---------- INFORMATION PROVIDED ----------
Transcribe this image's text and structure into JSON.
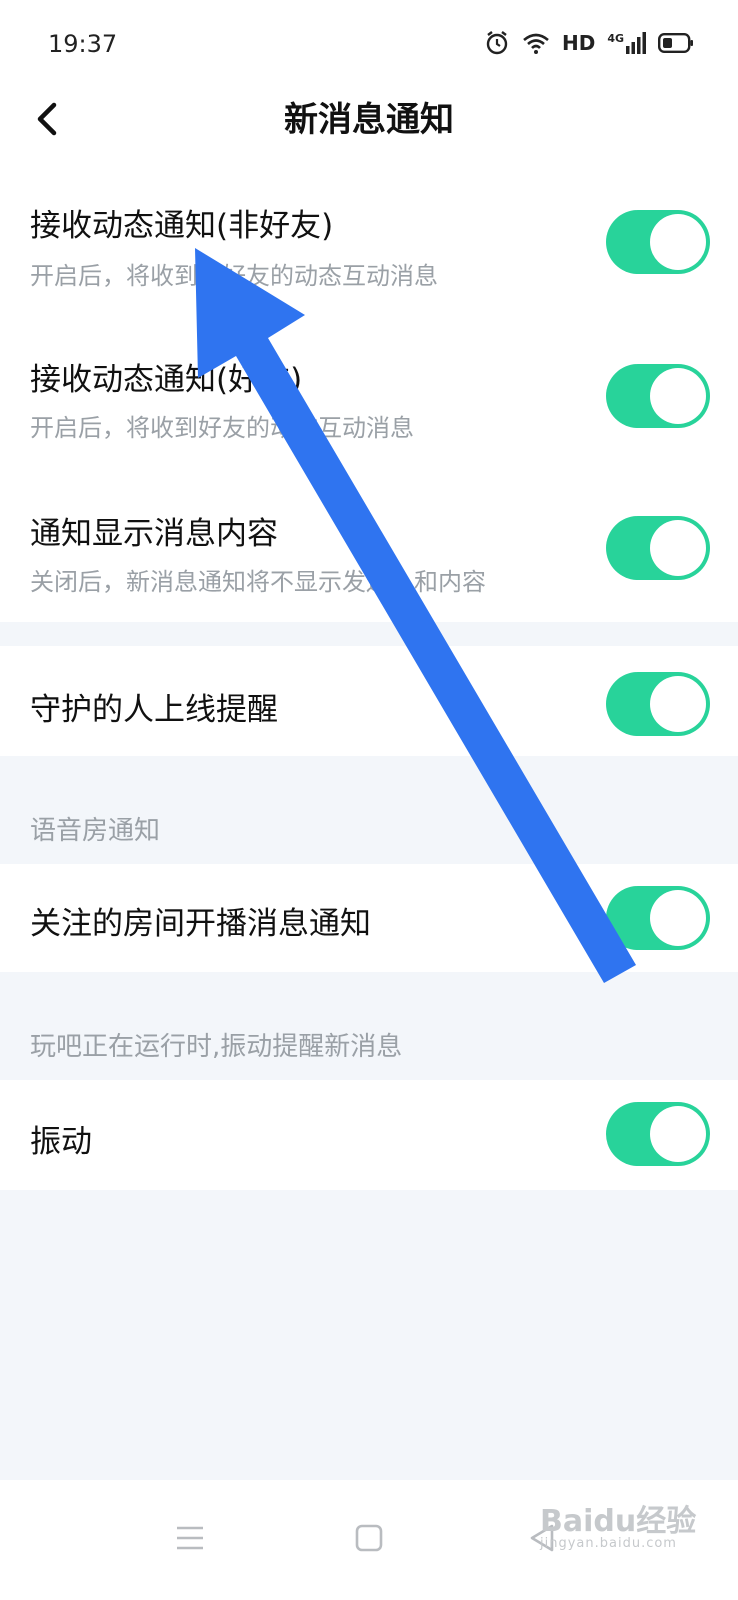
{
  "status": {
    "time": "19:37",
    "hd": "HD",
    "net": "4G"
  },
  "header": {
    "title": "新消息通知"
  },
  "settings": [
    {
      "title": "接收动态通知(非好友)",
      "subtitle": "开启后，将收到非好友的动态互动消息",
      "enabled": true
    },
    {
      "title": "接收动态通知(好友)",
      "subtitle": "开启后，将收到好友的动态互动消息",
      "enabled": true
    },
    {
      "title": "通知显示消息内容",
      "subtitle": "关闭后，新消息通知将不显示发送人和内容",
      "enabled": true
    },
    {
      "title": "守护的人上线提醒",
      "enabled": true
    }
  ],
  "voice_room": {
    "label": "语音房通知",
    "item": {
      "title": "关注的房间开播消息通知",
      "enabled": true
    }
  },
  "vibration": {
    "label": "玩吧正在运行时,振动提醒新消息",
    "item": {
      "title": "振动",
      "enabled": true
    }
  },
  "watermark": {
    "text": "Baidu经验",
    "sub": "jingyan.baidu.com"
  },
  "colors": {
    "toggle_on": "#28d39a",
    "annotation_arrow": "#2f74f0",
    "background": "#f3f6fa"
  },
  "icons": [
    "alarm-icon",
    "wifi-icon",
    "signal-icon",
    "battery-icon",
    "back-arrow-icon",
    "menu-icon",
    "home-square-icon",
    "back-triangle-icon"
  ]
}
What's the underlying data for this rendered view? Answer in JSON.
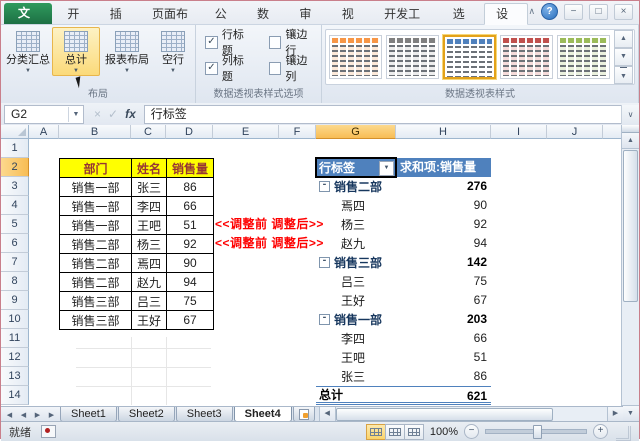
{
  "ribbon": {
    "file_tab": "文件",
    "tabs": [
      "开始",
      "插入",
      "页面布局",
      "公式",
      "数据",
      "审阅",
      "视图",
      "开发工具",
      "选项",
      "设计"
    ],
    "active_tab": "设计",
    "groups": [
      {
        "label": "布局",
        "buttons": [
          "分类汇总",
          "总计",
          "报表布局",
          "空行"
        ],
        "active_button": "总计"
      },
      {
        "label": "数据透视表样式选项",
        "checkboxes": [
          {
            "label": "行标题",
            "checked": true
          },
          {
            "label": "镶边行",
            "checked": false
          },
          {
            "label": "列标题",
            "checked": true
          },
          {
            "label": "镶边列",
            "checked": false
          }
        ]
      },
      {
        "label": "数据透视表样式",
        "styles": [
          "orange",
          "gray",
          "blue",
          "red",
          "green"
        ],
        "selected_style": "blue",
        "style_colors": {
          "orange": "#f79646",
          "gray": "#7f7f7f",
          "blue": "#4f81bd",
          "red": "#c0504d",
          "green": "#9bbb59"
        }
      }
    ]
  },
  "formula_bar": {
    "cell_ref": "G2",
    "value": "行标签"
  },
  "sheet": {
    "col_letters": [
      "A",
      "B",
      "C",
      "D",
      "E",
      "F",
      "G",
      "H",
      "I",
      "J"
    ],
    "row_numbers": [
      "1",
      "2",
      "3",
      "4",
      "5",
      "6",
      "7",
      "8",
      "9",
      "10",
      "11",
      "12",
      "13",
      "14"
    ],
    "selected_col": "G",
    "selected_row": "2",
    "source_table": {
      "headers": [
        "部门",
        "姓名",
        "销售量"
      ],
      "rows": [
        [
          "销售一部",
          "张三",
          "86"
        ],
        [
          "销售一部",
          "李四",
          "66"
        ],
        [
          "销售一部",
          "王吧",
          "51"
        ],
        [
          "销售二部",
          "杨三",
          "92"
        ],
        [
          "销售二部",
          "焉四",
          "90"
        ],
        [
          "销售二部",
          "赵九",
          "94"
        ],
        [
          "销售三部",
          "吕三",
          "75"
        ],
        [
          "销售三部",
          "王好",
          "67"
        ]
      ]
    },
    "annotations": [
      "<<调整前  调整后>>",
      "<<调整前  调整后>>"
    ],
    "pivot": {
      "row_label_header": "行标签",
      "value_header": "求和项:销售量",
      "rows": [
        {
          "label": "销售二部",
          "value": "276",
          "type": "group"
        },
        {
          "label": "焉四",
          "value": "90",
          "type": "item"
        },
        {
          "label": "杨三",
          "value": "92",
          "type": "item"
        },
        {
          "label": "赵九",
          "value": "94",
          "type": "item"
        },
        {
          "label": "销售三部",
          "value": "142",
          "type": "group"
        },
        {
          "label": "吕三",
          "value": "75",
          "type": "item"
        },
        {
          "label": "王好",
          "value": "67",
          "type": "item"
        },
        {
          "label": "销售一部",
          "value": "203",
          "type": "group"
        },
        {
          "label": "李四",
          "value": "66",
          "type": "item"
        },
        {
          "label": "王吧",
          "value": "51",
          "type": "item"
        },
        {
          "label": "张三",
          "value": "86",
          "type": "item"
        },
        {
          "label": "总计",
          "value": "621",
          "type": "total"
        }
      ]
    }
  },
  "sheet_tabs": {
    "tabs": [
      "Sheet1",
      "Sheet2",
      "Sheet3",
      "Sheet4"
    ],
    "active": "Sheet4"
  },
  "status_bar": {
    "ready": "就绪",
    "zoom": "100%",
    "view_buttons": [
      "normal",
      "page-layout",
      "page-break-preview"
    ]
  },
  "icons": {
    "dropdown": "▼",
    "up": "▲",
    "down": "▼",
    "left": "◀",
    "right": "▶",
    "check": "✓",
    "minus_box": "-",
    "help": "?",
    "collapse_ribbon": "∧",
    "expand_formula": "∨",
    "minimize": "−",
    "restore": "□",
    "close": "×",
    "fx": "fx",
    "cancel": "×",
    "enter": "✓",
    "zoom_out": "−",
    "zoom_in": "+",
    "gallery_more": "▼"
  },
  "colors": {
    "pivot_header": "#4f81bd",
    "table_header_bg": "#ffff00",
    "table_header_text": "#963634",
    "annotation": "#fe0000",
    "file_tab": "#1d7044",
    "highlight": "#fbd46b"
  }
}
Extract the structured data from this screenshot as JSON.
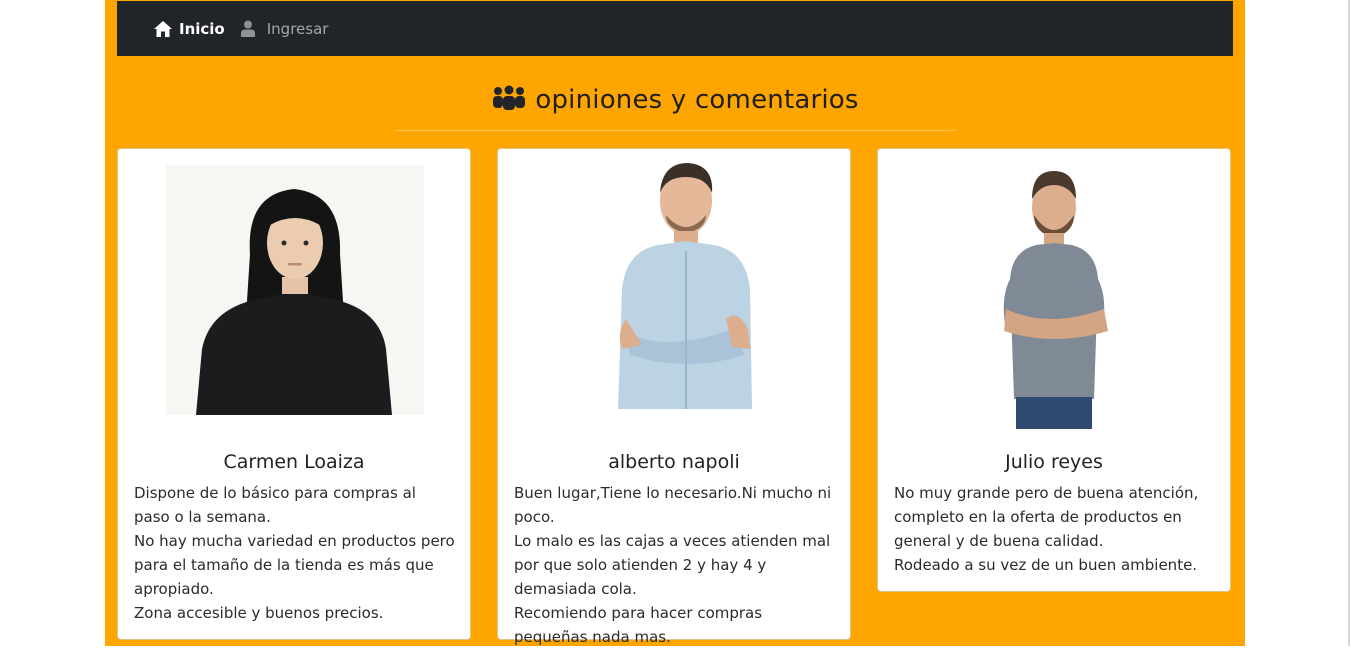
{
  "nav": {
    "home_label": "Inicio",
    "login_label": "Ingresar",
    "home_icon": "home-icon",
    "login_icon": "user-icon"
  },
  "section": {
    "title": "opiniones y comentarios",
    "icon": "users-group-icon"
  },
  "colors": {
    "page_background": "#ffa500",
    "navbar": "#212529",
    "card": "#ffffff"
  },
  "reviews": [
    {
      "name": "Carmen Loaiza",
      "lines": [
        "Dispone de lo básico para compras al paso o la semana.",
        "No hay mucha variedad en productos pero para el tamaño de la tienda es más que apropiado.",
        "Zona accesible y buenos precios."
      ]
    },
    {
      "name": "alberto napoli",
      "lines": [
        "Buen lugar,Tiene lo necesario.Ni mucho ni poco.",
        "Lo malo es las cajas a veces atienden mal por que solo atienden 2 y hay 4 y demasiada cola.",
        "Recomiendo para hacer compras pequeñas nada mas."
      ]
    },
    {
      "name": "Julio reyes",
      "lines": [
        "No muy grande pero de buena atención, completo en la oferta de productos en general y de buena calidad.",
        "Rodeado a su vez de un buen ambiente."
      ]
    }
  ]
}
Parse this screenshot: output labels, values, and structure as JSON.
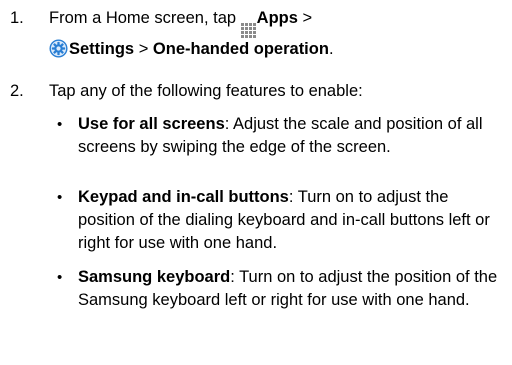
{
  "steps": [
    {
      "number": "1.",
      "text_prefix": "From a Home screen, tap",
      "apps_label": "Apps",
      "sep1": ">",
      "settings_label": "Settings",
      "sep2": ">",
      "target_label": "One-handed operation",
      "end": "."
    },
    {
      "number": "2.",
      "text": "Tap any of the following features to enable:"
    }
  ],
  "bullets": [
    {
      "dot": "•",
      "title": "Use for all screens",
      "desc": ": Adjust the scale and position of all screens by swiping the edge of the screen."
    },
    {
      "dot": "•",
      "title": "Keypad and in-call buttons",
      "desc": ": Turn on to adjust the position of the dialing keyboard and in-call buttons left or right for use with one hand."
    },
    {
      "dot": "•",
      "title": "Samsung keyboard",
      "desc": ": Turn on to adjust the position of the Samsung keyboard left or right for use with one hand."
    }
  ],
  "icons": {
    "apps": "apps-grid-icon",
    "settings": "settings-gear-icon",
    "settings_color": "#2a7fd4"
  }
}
----------
■ TASK:
Every record above should come back exactly, but without its pictures.

■ RESULT FOR THIS EXERCISE:
Transcribe this image's text and structure into JSON.
{
  "status": {
    "time": "19:37",
    "hd": "HD",
    "net": "4G"
  },
  "header": {
    "title": "新消息通知"
  },
  "settings": [
    {
      "title": "接收动态通知(非好友)",
      "subtitle": "开启后，将收到非好友的动态互动消息",
      "enabled": true
    },
    {
      "title": "接收动态通知(好友)",
      "subtitle": "开启后，将收到好友的动态互动消息",
      "enabled": true
    },
    {
      "title": "通知显示消息内容",
      "subtitle": "关闭后，新消息通知将不显示发送人和内容",
      "enabled": true
    },
    {
      "title": "守护的人上线提醒",
      "enabled": true
    }
  ],
  "voice_room": {
    "label": "语音房通知",
    "item": {
      "title": "关注的房间开播消息通知",
      "enabled": true
    }
  },
  "vibration": {
    "label": "玩吧正在运行时,振动提醒新消息",
    "item": {
      "title": "振动",
      "enabled": true
    }
  },
  "watermark": {
    "text": "Baidu经验",
    "sub": "jingyan.baidu.com"
  },
  "colors": {
    "toggle_on": "#28d39a",
    "annotation_arrow": "#2f74f0",
    "background": "#f3f6fa"
  },
  "icons": [
    "alarm-icon",
    "wifi-icon",
    "signal-icon",
    "battery-icon",
    "back-arrow-icon",
    "menu-icon",
    "home-square-icon",
    "back-triangle-icon"
  ]
}
What's the underlying data for this rendered view? Answer in JSON.
{
  "ribbon": {
    "file_tab": "文件",
    "tabs": [
      "开始",
      "插入",
      "页面布局",
      "公式",
      "数据",
      "审阅",
      "视图",
      "开发工具",
      "选项",
      "设计"
    ],
    "active_tab": "设计",
    "groups": [
      {
        "label": "布局",
        "buttons": [
          "分类汇总",
          "总计",
          "报表布局",
          "空行"
        ],
        "active_button": "总计"
      },
      {
        "label": "数据透视表样式选项",
        "checkboxes": [
          {
            "label": "行标题",
            "checked": true
          },
          {
            "label": "镶边行",
            "checked": false
          },
          {
            "label": "列标题",
            "checked": true
          },
          {
            "label": "镶边列",
            "checked": false
          }
        ]
      },
      {
        "label": "数据透视表样式",
        "styles": [
          "orange",
          "gray",
          "blue",
          "red",
          "green"
        ],
        "selected_style": "blue",
        "style_colors": {
          "orange": "#f79646",
          "gray": "#7f7f7f",
          "blue": "#4f81bd",
          "red": "#c0504d",
          "green": "#9bbb59"
        }
      }
    ]
  },
  "formula_bar": {
    "cell_ref": "G2",
    "value": "行标签"
  },
  "sheet": {
    "col_letters": [
      "A",
      "B",
      "C",
      "D",
      "E",
      "F",
      "G",
      "H",
      "I",
      "J"
    ],
    "row_numbers": [
      "1",
      "2",
      "3",
      "4",
      "5",
      "6",
      "7",
      "8",
      "9",
      "10",
      "11",
      "12",
      "13",
      "14"
    ],
    "selected_col": "G",
    "selected_row": "2",
    "source_table": {
      "headers": [
        "部门",
        "姓名",
        "销售量"
      ],
      "rows": [
        [
          "销售一部",
          "张三",
          "86"
        ],
        [
          "销售一部",
          "李四",
          "66"
        ],
        [
          "销售一部",
          "王吧",
          "51"
        ],
        [
          "销售二部",
          "杨三",
          "92"
        ],
        [
          "销售二部",
          "焉四",
          "90"
        ],
        [
          "销售二部",
          "赵九",
          "94"
        ],
        [
          "销售三部",
          "吕三",
          "75"
        ],
        [
          "销售三部",
          "王好",
          "67"
        ]
      ]
    },
    "annotations": [
      "<<调整前  调整后>>",
      "<<调整前  调整后>>"
    ],
    "pivot": {
      "row_label_header": "行标签",
      "value_header": "求和项:销售量",
      "rows": [
        {
          "label": "销售二部",
          "value": "276",
          "type": "group"
        },
        {
          "label": "焉四",
          "value": "90",
          "type": "item"
        },
        {
          "label": "杨三",
          "value": "92",
          "type": "item"
        },
        {
          "label": "赵九",
          "value": "94",
          "type": "item"
        },
        {
          "label": "销售三部",
          "value": "142",
          "type": "group"
        },
        {
          "label": "吕三",
          "value": "75",
          "type": "item"
        },
        {
          "label": "王好",
          "value": "67",
          "type": "item"
        },
        {
          "label": "销售一部",
          "value": "203",
          "type": "group"
        },
        {
          "label": "李四",
          "value": "66",
          "type": "item"
        },
        {
          "label": "王吧",
          "value": "51",
          "type": "item"
        },
        {
          "label": "张三",
          "value": "86",
          "type": "item"
        },
        {
          "label": "总计",
          "value": "621",
          "type": "total"
        }
      ]
    }
  },
  "sheet_tabs": {
    "tabs": [
      "Sheet1",
      "Sheet2",
      "Sheet3",
      "Sheet4"
    ],
    "active": "Sheet4"
  },
  "status_bar": {
    "ready": "就绪",
    "zoom": "100%",
    "view_buttons": [
      "normal",
      "page-layout",
      "page-break-preview"
    ]
  },
  "icons": {
    "dropdown": "▼",
    "up": "▲",
    "down": "▼",
    "left": "◀",
    "right": "▶",
    "check": "✓",
    "minus_box": "-",
    "help": "?",
    "collapse_ribbon": "∧",
    "expand_formula": "∨",
    "minimize": "−",
    "restore": "□",
    "close": "×",
    "fx": "fx",
    "cancel": "×",
    "enter": "✓",
    "zoom_out": "−",
    "zoom_in": "+",
    "gallery_more": "▼"
  },
  "colors": {
    "pivot_header": "#4f81bd",
    "table_header_bg": "#ffff00",
    "table_header_text": "#963634",
    "annotation": "#fe0000",
    "file_tab": "#1d7044",
    "highlight": "#fbd46b"
  }
}
Extract the structured data from this screenshot as JSON.
{
  "nav": {
    "home_label": "Inicio",
    "login_label": "Ingresar",
    "home_icon": "home-icon",
    "login_icon": "user-icon"
  },
  "section": {
    "title": "opiniones y comentarios",
    "icon": "users-group-icon"
  },
  "colors": {
    "page_background": "#ffa500",
    "navbar": "#212529",
    "card": "#ffffff"
  },
  "reviews": [
    {
      "name": "Carmen Loaiza",
      "lines": [
        "Dispone de lo básico para compras al paso o la semana.",
        "No hay mucha variedad en productos pero para el tamaño de la tienda es más que apropiado.",
        "Zona accesible y buenos precios."
      ]
    },
    {
      "name": "alberto napoli",
      "lines": [
        "Buen lugar,Tiene lo necesario.Ni mucho ni poco.",
        "Lo malo es las cajas a veces atienden mal por que solo atienden 2 y hay 4 y demasiada cola.",
        "Recomiendo para hacer compras pequeñas nada mas."
      ]
    },
    {
      "name": "Julio reyes",
      "lines": [
        "No muy grande pero de buena atención, completo en la oferta de productos en general y de buena calidad.",
        "Rodeado a su vez de un buen ambiente."
      ]
    }
  ]
}
Parse this screenshot: output labels, values, and structure as JSON.
{
  "steps": [
    {
      "number": "1.",
      "text_prefix": "From a Home screen, tap",
      "apps_label": "Apps",
      "sep1": ">",
      "settings_label": "Settings",
      "sep2": ">",
      "target_label": "One-handed operation",
      "end": "."
    },
    {
      "number": "2.",
      "text": "Tap any of the following features to enable:"
    }
  ],
  "bullets": [
    {
      "dot": "•",
      "title": "Use for all screens",
      "desc": ": Adjust the scale and position of all screens by swiping the edge of the screen."
    },
    {
      "dot": "•",
      "title": "Keypad and in-call buttons",
      "desc": ": Turn on to adjust the position of the dialing keyboard and in-call buttons left or right for use with one hand."
    },
    {
      "dot": "•",
      "title": "Samsung keyboard",
      "desc": ": Turn on to adjust the position of the Samsung keyboard left or right for use with one hand."
    }
  ],
  "icons": {
    "apps": "apps-grid-icon",
    "settings": "settings-gear-icon",
    "settings_color": "#2a7fd4"
  }
}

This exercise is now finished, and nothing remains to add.